▶ **Task directions**
Rewrite the data starting at the line that contains "data-point xyxy=(816,342,825,351)" and ending after the line that contains "data-point xyxy=(967,386,976,395)", with "legend-marker-icon" replaced by "legend-swatch-icon" and everything else left unchanged.
### Extracted records ###
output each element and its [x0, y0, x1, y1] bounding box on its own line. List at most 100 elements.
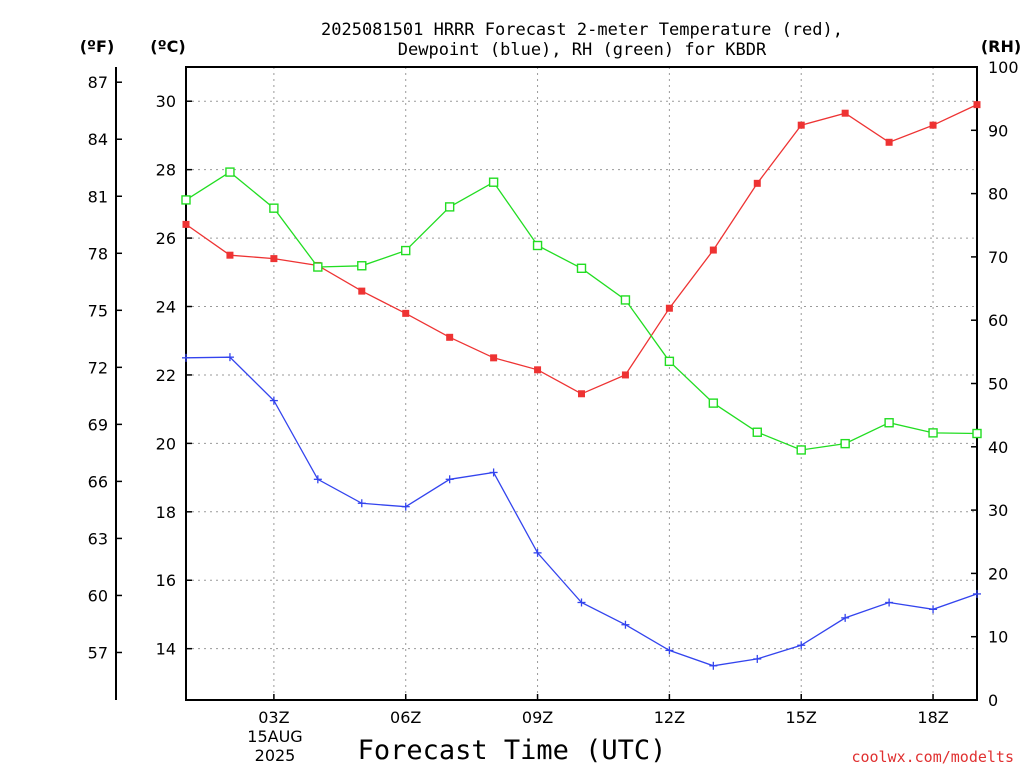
rh-point — [357, 261, 367, 271]
rh-tick-label: 20 — [988, 564, 1008, 583]
temperature-point — [973, 101, 981, 109]
x-tick-label: 12Z — [654, 708, 685, 727]
temperature-point — [578, 390, 585, 398]
temperature-point — [358, 287, 366, 295]
rh-point — [225, 167, 235, 177]
temperature-point — [226, 251, 234, 259]
fahrenheit-tick-label: 66 — [88, 472, 108, 491]
rh-line — [185, 171, 978, 451]
rh-point — [840, 438, 850, 449]
rh-point — [928, 428, 938, 438]
rh-tick-label: 10 — [988, 628, 1008, 647]
x-tick-label: 06Z — [390, 708, 421, 727]
date-label-day: 15AUG — [247, 727, 302, 746]
rh-unit-label: (RH) — [981, 37, 1021, 56]
rh-point — [401, 245, 411, 256]
credit-text: coolwx.com/modelts — [851, 748, 1014, 766]
temperature-point — [797, 121, 805, 129]
rh-tick-label: 90 — [988, 121, 1008, 140]
rh-point — [576, 263, 587, 273]
fahrenheit-tick-label: 69 — [88, 415, 108, 434]
dewpoint-point — [841, 613, 850, 622]
dewpoint-point — [665, 646, 674, 655]
celsius-tick-label: 30 — [156, 92, 176, 111]
temperature-point — [402, 309, 410, 317]
rh-point — [664, 356, 675, 367]
x-tick-label: 03Z — [258, 708, 289, 727]
dewpoint-point — [182, 353, 190, 362]
rh-tick-label: 80 — [988, 185, 1008, 204]
rh-tick-label: 0 — [988, 691, 998, 710]
dewpoint-point — [797, 641, 806, 650]
rh-point — [313, 262, 323, 272]
celsius-tick-label: 14 — [156, 640, 176, 659]
fahrenheit-tick-label: 81 — [88, 187, 108, 206]
temperature-point — [665, 304, 673, 312]
temperature-point — [490, 354, 498, 362]
dewpoint-point — [489, 468, 498, 477]
x-tick-label: 18Z — [917, 708, 948, 727]
fahrenheit-unit-label: (ºF) — [80, 37, 115, 56]
celsius-tick-label: 22 — [156, 366, 176, 385]
chart-title-line1: 2025081501 HRRR Forecast 2-meter Tempera… — [321, 20, 843, 40]
dewpoint-point — [885, 598, 894, 607]
x-tick-label: 09Z — [522, 708, 553, 727]
dewpoint-point — [621, 620, 630, 629]
dewpoint-point — [973, 589, 981, 598]
dewpoint-point — [269, 396, 278, 405]
temperature-point — [534, 366, 542, 374]
rh-point — [488, 177, 499, 187]
data-series — [181, 101, 982, 670]
dewpoint-point — [225, 353, 234, 362]
fahrenheit-tick-label: 63 — [88, 529, 108, 548]
celsius-tick-label: 18 — [156, 503, 176, 522]
dewpoint-point — [929, 605, 938, 614]
dewpoint-point — [709, 661, 718, 670]
temperature-point — [621, 371, 629, 379]
celsius-tick-label: 20 — [156, 434, 176, 453]
fahrenheit-tick-label: 75 — [88, 301, 108, 320]
celsius-unit-label: (ºC) — [150, 37, 185, 56]
fahrenheit-tick-label: 84 — [88, 130, 108, 149]
fahrenheit-tick-label: 57 — [88, 643, 108, 662]
rh-tick-label: 40 — [988, 438, 1008, 457]
rh-tick-label: 50 — [988, 375, 1008, 394]
rh-point — [708, 398, 719, 408]
rh-point — [532, 240, 543, 251]
temperature-point — [841, 109, 849, 117]
rh-point — [884, 418, 894, 428]
dewpoint-point — [401, 502, 410, 511]
celsius-tick-label: 24 — [156, 298, 176, 317]
temperature-point — [929, 121, 937, 129]
dewpoint-point — [577, 598, 586, 607]
dewpoint-point — [313, 475, 322, 484]
rh-point — [269, 203, 279, 213]
rh-tick-label: 100 — [988, 58, 1019, 77]
celsius-tick-label: 26 — [156, 229, 176, 248]
dewpoint-point — [753, 654, 762, 663]
temperature-point — [446, 333, 454, 341]
rh-point — [620, 295, 631, 305]
temperature-point — [885, 138, 893, 146]
fahrenheit-tick-label: 60 — [88, 586, 108, 605]
x-tick-label: 15Z — [786, 708, 817, 727]
rh-point — [796, 445, 806, 455]
dewpoint-point — [357, 499, 366, 508]
rh-tick-label: 30 — [988, 501, 1008, 520]
rh-point — [752, 427, 762, 437]
celsius-tick-label: 16 — [156, 571, 176, 590]
celsius-tick-label: 28 — [156, 161, 176, 180]
date-label-year: 2025 — [255, 746, 296, 765]
rh-tick-label: 60 — [988, 311, 1008, 330]
fahrenheit-tick-label: 87 — [88, 73, 108, 92]
chart-title-line2: Dewpoint (blue), RH (green) for KBDR — [398, 40, 767, 60]
temperature-point — [709, 246, 717, 254]
rh-tick-label: 70 — [988, 248, 1008, 267]
axes — [115, 66, 978, 701]
temperature-point — [753, 179, 761, 187]
temperature-point — [270, 255, 278, 263]
rh-point — [444, 202, 455, 212]
fahrenheit-tick-label: 72 — [88, 358, 108, 377]
dewpoint-point — [445, 475, 454, 484]
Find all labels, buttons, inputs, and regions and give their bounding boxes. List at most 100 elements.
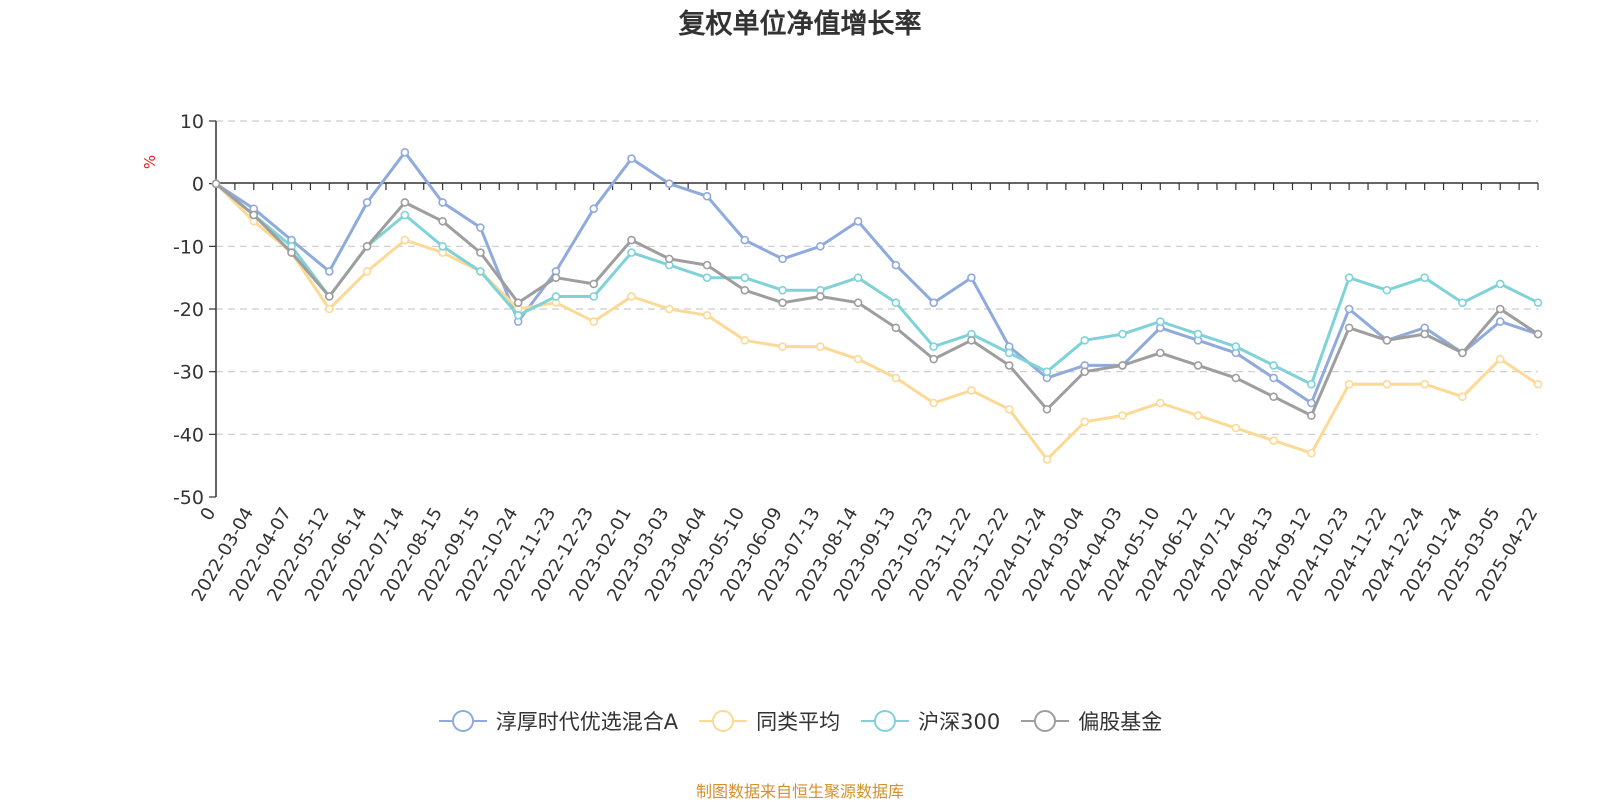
data-point xyxy=(816,342,825,351)
data-point xyxy=(513,310,523,320)
data-point xyxy=(627,154,636,163)
data-point xyxy=(1231,423,1241,433)
legend-marker-icon xyxy=(861,710,910,732)
data-point xyxy=(438,242,447,251)
data-point xyxy=(702,260,712,270)
data-point xyxy=(853,273,863,282)
legend-label: 同类平均 xyxy=(756,710,841,734)
grid-layer xyxy=(216,120,1538,435)
data-point xyxy=(967,386,976,395)
data-point xyxy=(1193,411,1203,420)
legend-item[interactable]: 沪深300 xyxy=(860,706,1000,736)
data-point xyxy=(1269,361,1278,370)
data-point xyxy=(1193,329,1203,339)
data-point xyxy=(1307,411,1316,420)
data-point xyxy=(702,310,712,320)
data-point xyxy=(325,304,334,314)
data-point xyxy=(778,342,787,351)
data-point xyxy=(891,260,901,270)
data-point xyxy=(362,198,372,207)
data-point xyxy=(1495,304,1505,314)
legend-marker-icon xyxy=(699,710,748,732)
data-point xyxy=(325,292,334,301)
legend: 淳厚时代优选混合A 同类平均 沪深300 偏股基金 xyxy=(0,706,1600,736)
data-point xyxy=(778,285,787,295)
data-point xyxy=(1155,348,1165,358)
data-point xyxy=(476,223,485,232)
data-point xyxy=(1420,273,1429,282)
data-point xyxy=(1118,411,1127,420)
data-point xyxy=(1420,329,1429,339)
data-point xyxy=(513,298,523,308)
data-point xyxy=(1231,342,1241,351)
data-point xyxy=(1307,448,1316,458)
data-point xyxy=(853,298,863,308)
data-point xyxy=(929,398,938,408)
data-point xyxy=(1533,329,1543,339)
data-point xyxy=(664,254,674,264)
data-point xyxy=(778,298,787,308)
data-point xyxy=(1458,392,1467,402)
data-point xyxy=(664,304,674,314)
y-tick-label: 0 xyxy=(192,174,204,196)
data-point xyxy=(1080,417,1090,427)
data-point xyxy=(1155,398,1165,408)
data-point xyxy=(816,242,825,251)
data-point xyxy=(1533,298,1543,308)
data-point xyxy=(740,336,750,345)
data-point xyxy=(1495,317,1505,326)
y-tick-label: -50 xyxy=(173,487,204,509)
series-line xyxy=(214,182,1540,386)
data-point xyxy=(1042,367,1052,376)
data-point xyxy=(1231,373,1241,383)
data-point xyxy=(702,273,712,282)
data-point xyxy=(249,210,259,220)
y-tick-label: -10 xyxy=(173,236,204,258)
data-point xyxy=(325,267,334,276)
data-point xyxy=(1118,329,1127,339)
data-point xyxy=(1269,373,1278,383)
series-layer xyxy=(211,148,1543,464)
data-point xyxy=(476,248,485,257)
data-point xyxy=(740,235,750,245)
legend-label: 沪深300 xyxy=(918,710,1001,734)
data-point xyxy=(664,179,674,188)
data-point xyxy=(438,198,447,207)
y-tick-label: 10 xyxy=(180,111,204,133)
data-point xyxy=(853,354,863,364)
legend-marker-icon xyxy=(1021,710,1070,732)
label-layer: 02022-03-042022-04-072022-05-122022-06-1… xyxy=(141,155,1542,605)
data-point xyxy=(589,317,599,326)
legend-item[interactable]: 淳厚时代优选混合A xyxy=(438,706,678,736)
legend-item[interactable]: 同类平均 xyxy=(698,706,840,736)
data-point xyxy=(362,267,372,276)
data-point xyxy=(1155,317,1165,326)
chart-title: 复权单位净值增长率 xyxy=(678,9,922,40)
data-point xyxy=(891,373,901,383)
data-point xyxy=(400,148,410,157)
data-point xyxy=(287,248,296,257)
data-point xyxy=(929,298,938,308)
data-point xyxy=(589,279,599,289)
data-point xyxy=(967,273,976,282)
data-point xyxy=(1307,398,1316,408)
y-tick-label: -30 xyxy=(173,362,204,384)
data-point xyxy=(627,235,636,245)
data-point xyxy=(1193,361,1203,370)
data-point xyxy=(853,216,863,226)
data-point xyxy=(1269,392,1278,402)
data-point xyxy=(589,204,599,214)
data-point xyxy=(551,273,561,282)
data-point xyxy=(1458,348,1467,358)
data-point xyxy=(1004,361,1014,370)
data-point xyxy=(1344,304,1354,314)
data-point xyxy=(1004,348,1014,358)
data-point xyxy=(1458,298,1467,308)
source-note: 制图数据来自恒生聚源数据库 xyxy=(695,782,904,801)
axis-layer: 10 0 -10 -20 -30 -40 -50 xyxy=(173,111,1539,509)
legend-item[interactable]: 偏股基金 xyxy=(1020,706,1162,736)
data-point xyxy=(891,298,901,308)
data-point xyxy=(1344,379,1354,389)
data-point xyxy=(929,354,938,364)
###
▶ **Response**
data-point xyxy=(816,342,825,351)
data-point xyxy=(513,310,523,320)
data-point xyxy=(627,154,636,163)
data-point xyxy=(1231,423,1241,433)
legend-swatch-icon xyxy=(861,710,910,732)
data-point xyxy=(438,242,447,251)
data-point xyxy=(702,260,712,270)
data-point xyxy=(853,273,863,282)
legend-label: 同类平均 xyxy=(756,710,841,734)
grid-layer xyxy=(216,120,1538,435)
data-point xyxy=(967,386,976,395)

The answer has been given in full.